* Task goal
Collect every line that includes the string "this".
-- start --
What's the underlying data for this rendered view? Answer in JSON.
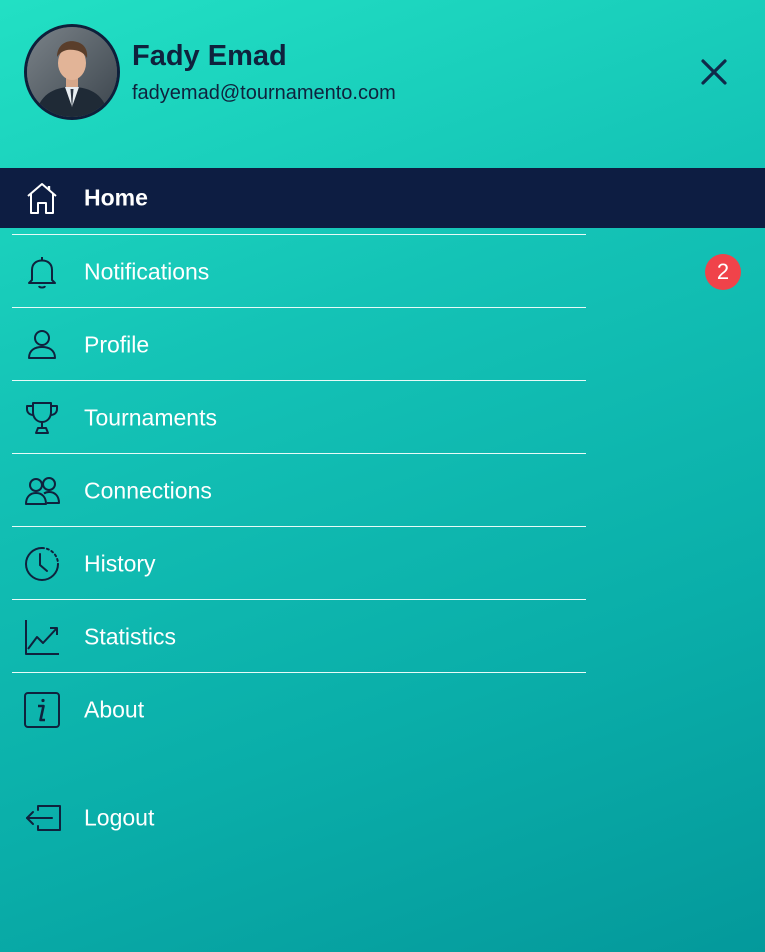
{
  "user": {
    "name": "Fady Emad",
    "email": "fadyemad@tournamento.com"
  },
  "menu": {
    "items": [
      {
        "label": "Home",
        "icon": "home-icon",
        "active": true
      },
      {
        "label": "Notifications",
        "icon": "bell-icon",
        "badge": "2"
      },
      {
        "label": "Profile",
        "icon": "user-icon"
      },
      {
        "label": "Tournaments",
        "icon": "trophy-icon"
      },
      {
        "label": "Connections",
        "icon": "people-icon"
      },
      {
        "label": "History",
        "icon": "clock-history-icon"
      },
      {
        "label": "Statistics",
        "icon": "chart-line-icon"
      },
      {
        "label": "About",
        "icon": "info-icon"
      }
    ],
    "logout_label": "Logout"
  },
  "colors": {
    "gradient_start": "#22e0c4",
    "gradient_end": "#04999b",
    "active_bg": "#0d1d42",
    "text_dark": "#0f223d",
    "badge": "#f0434a"
  }
}
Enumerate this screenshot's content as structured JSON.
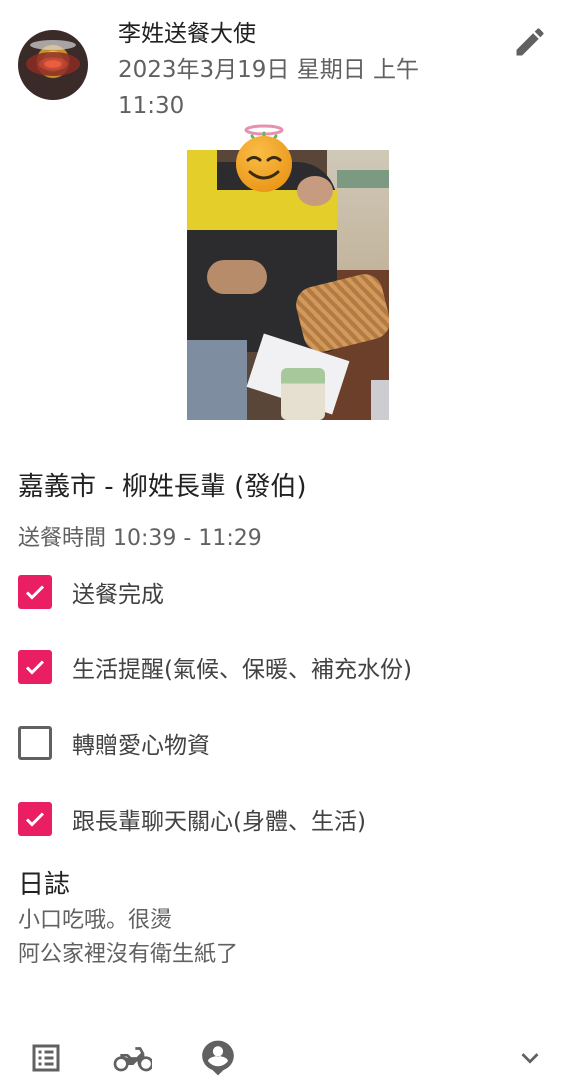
{
  "header": {
    "author": "李姓送餐大使",
    "datetime": "2023年3月19日 星期日 上午 11:30",
    "edit_icon": "pencil-icon"
  },
  "post": {
    "title": "嘉義市 - 柳姓長輩 (發伯)",
    "time_range": "送餐時間 10:39 - 11:29"
  },
  "checklist": [
    {
      "label": "送餐完成",
      "checked": true
    },
    {
      "label": "生活提醒(氣候、保暖、補充水份)",
      "checked": true
    },
    {
      "label": "轉贈愛心物資",
      "checked": false
    },
    {
      "label": "跟長輩聊天關心(身體、生活)",
      "checked": true
    }
  ],
  "log": {
    "title": "日誌",
    "lines": [
      "小口吃哦。很燙",
      "阿公家裡沒有衛生紙了"
    ]
  },
  "bottom_bar": {
    "icons": [
      "list-icon",
      "motorcycle-icon",
      "location-person-icon",
      "chevron-down-icon"
    ]
  },
  "colors": {
    "accent": "#e91e63",
    "text_primary": "#212121",
    "text_secondary": "#616161"
  }
}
-- end --
* Exercise response
What's the underlying data for this rendered view? Answer in JSON.
Enumerate this screenshot's content as structured JSON.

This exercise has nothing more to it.